# Given entries start
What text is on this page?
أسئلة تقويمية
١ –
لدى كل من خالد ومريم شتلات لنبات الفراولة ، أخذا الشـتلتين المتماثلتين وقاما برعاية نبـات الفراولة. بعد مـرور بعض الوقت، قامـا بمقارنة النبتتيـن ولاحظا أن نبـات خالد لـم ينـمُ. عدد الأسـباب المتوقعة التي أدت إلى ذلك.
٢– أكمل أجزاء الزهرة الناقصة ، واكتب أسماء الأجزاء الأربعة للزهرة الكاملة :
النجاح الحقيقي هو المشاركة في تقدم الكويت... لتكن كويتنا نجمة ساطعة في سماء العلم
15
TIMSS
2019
# Given entries end
# Given entries start
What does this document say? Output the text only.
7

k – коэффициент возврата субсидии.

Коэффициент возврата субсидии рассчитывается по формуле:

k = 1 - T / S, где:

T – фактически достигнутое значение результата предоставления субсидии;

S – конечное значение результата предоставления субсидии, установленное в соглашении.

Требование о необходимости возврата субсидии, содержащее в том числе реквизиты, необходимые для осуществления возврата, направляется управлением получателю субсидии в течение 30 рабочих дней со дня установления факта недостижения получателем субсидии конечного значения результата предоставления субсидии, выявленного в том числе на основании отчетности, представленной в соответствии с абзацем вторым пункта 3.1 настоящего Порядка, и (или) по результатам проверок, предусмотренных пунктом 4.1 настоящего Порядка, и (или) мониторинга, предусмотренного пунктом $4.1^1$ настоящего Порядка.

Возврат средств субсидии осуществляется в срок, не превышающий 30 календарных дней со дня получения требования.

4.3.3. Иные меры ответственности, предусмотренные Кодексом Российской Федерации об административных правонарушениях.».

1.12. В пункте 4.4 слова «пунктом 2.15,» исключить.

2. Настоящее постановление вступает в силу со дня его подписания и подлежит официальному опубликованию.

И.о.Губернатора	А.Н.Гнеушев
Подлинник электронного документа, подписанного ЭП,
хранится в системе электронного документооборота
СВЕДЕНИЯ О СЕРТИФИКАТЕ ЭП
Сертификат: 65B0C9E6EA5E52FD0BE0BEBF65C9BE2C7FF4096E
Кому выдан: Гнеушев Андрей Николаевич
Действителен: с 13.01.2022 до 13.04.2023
# Given entries end
# Given entries start
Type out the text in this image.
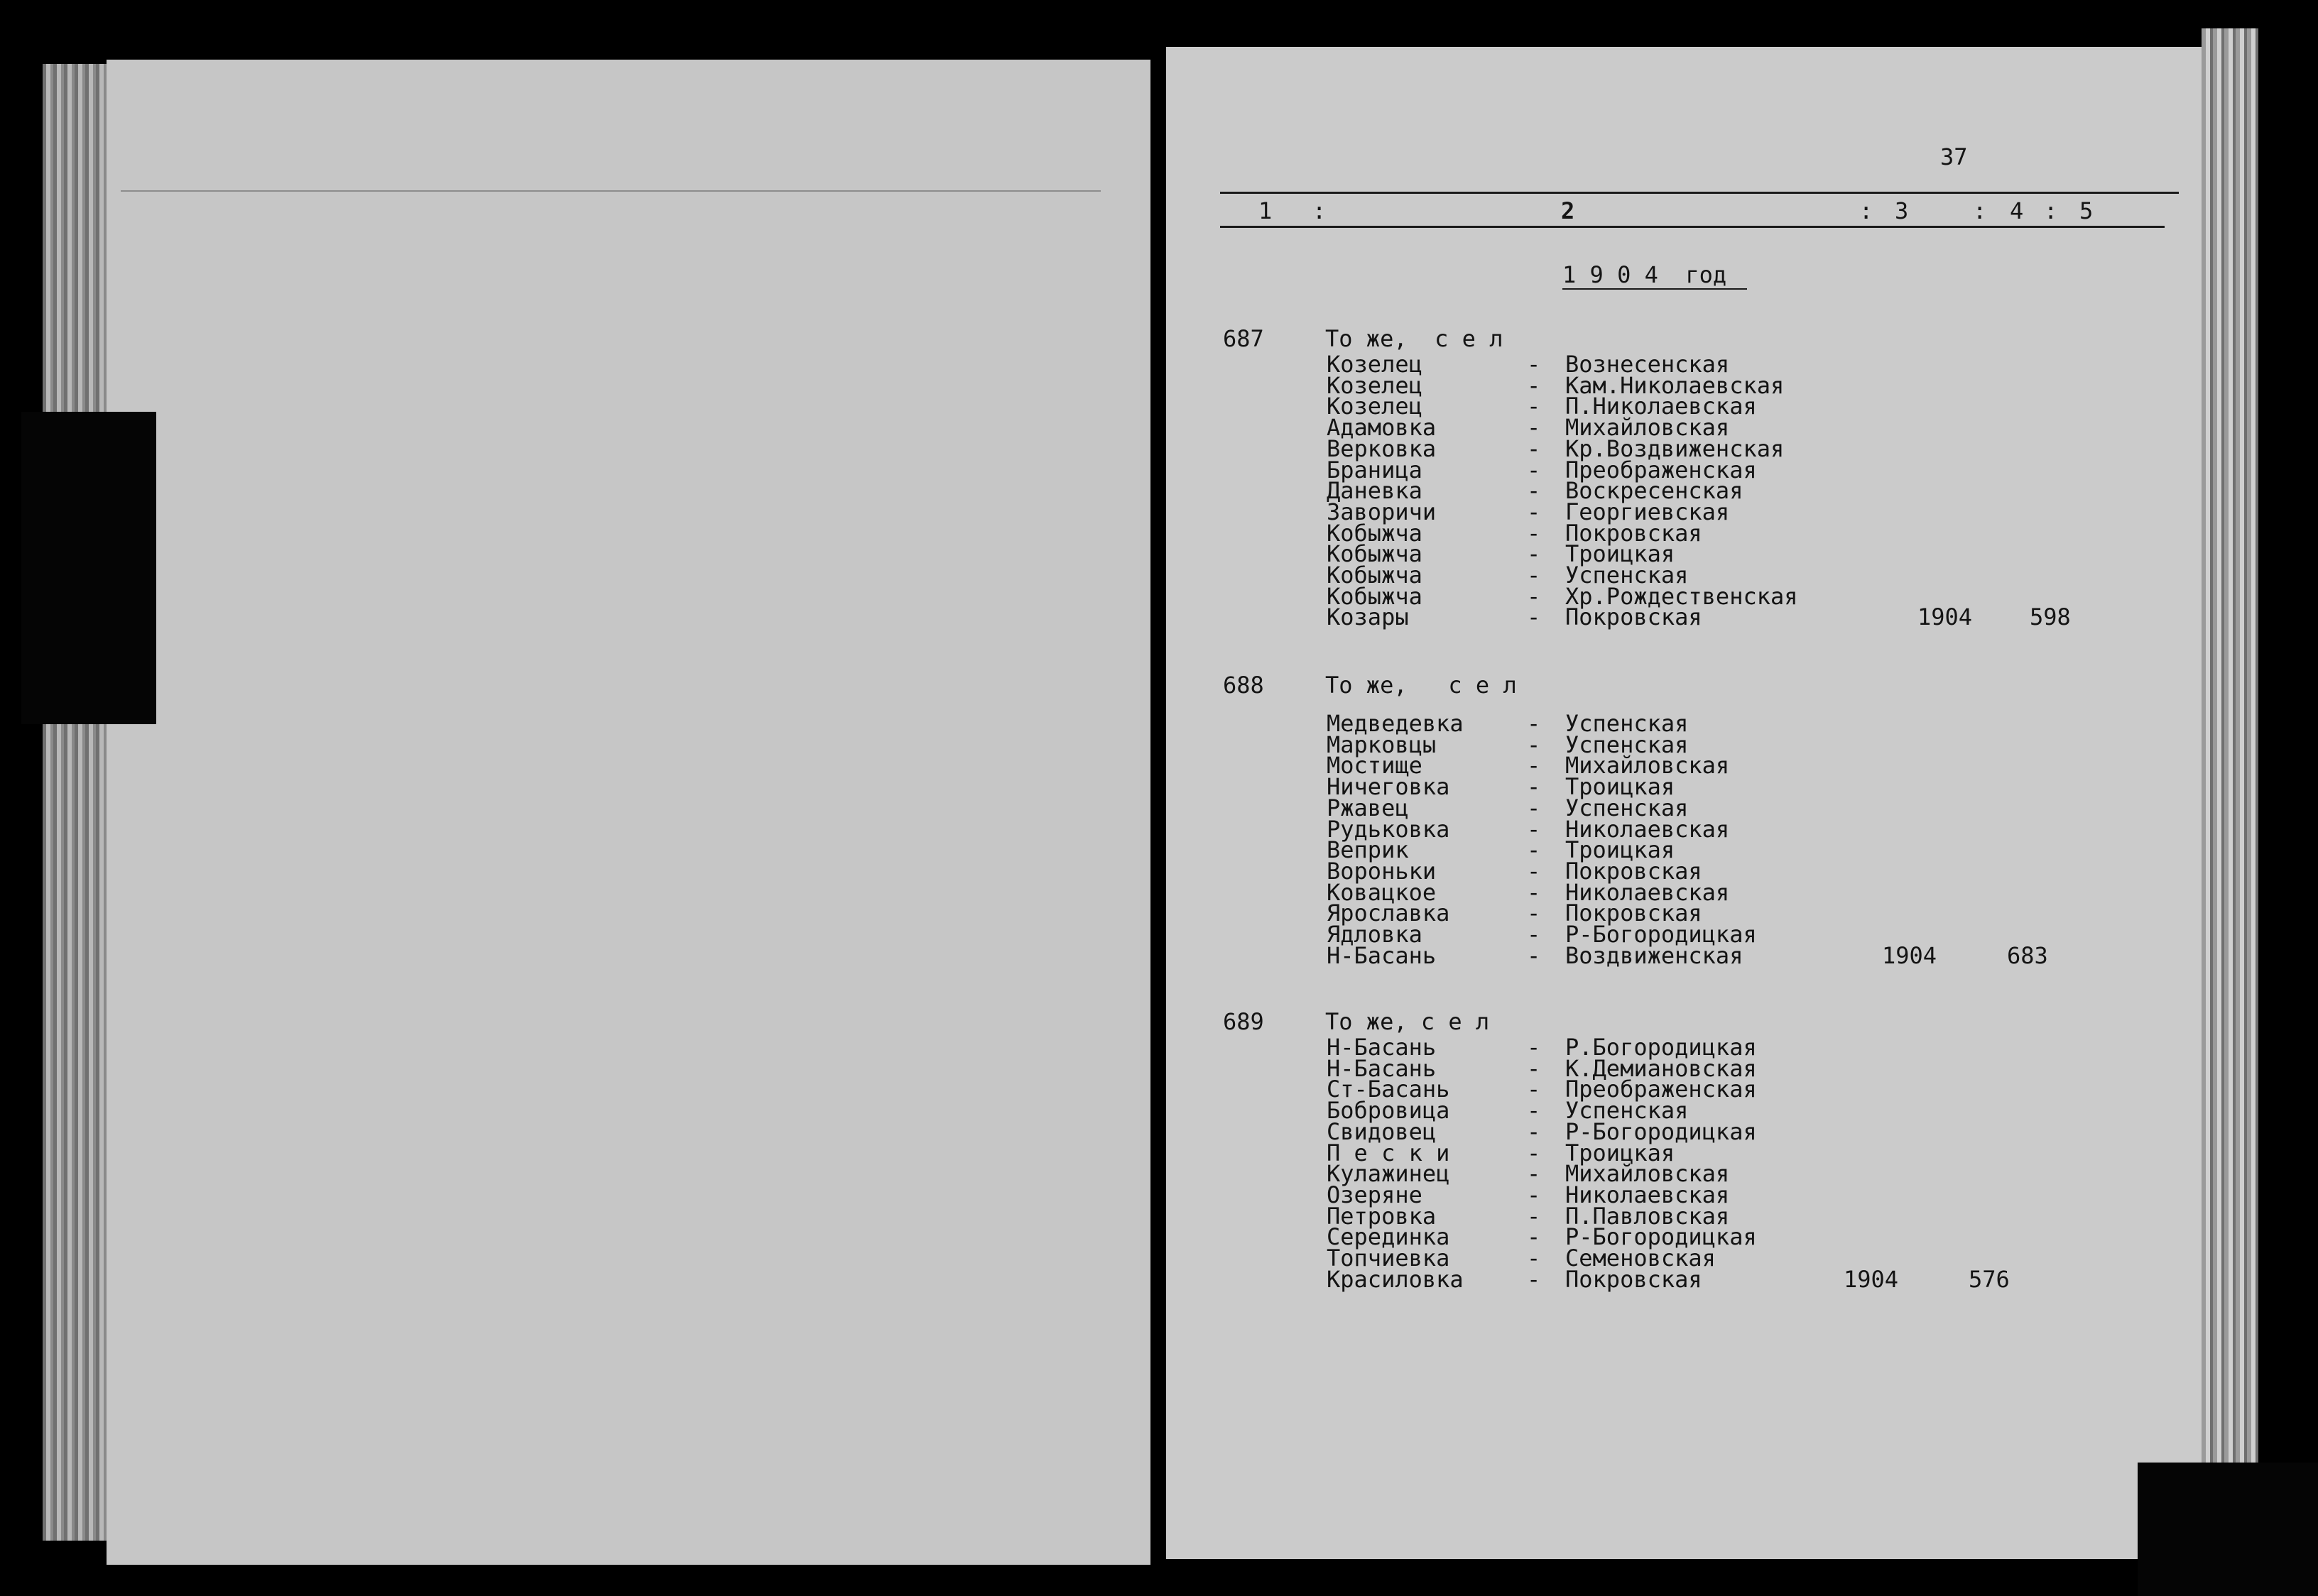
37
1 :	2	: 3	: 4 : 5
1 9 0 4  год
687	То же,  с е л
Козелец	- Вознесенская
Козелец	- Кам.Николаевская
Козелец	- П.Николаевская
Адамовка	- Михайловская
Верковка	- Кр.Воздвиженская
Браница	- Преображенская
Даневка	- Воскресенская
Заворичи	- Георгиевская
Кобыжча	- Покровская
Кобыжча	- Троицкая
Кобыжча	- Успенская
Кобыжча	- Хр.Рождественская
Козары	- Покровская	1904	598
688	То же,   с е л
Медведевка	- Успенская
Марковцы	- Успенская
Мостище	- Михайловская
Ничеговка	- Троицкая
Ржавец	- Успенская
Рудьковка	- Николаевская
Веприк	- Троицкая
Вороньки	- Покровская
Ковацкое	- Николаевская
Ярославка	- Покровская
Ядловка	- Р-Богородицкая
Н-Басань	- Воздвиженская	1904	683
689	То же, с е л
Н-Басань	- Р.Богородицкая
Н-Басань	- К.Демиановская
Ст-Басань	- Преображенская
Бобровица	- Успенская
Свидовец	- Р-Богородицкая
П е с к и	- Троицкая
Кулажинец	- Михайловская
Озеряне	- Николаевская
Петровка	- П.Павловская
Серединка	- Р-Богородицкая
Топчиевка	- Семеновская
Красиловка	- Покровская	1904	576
# Given entries end
Do this:
Using the records above, list each line that includes "text".

Expected answer:
What text is on this page?
What does this document say? Output the text only.
Type out the text in this image.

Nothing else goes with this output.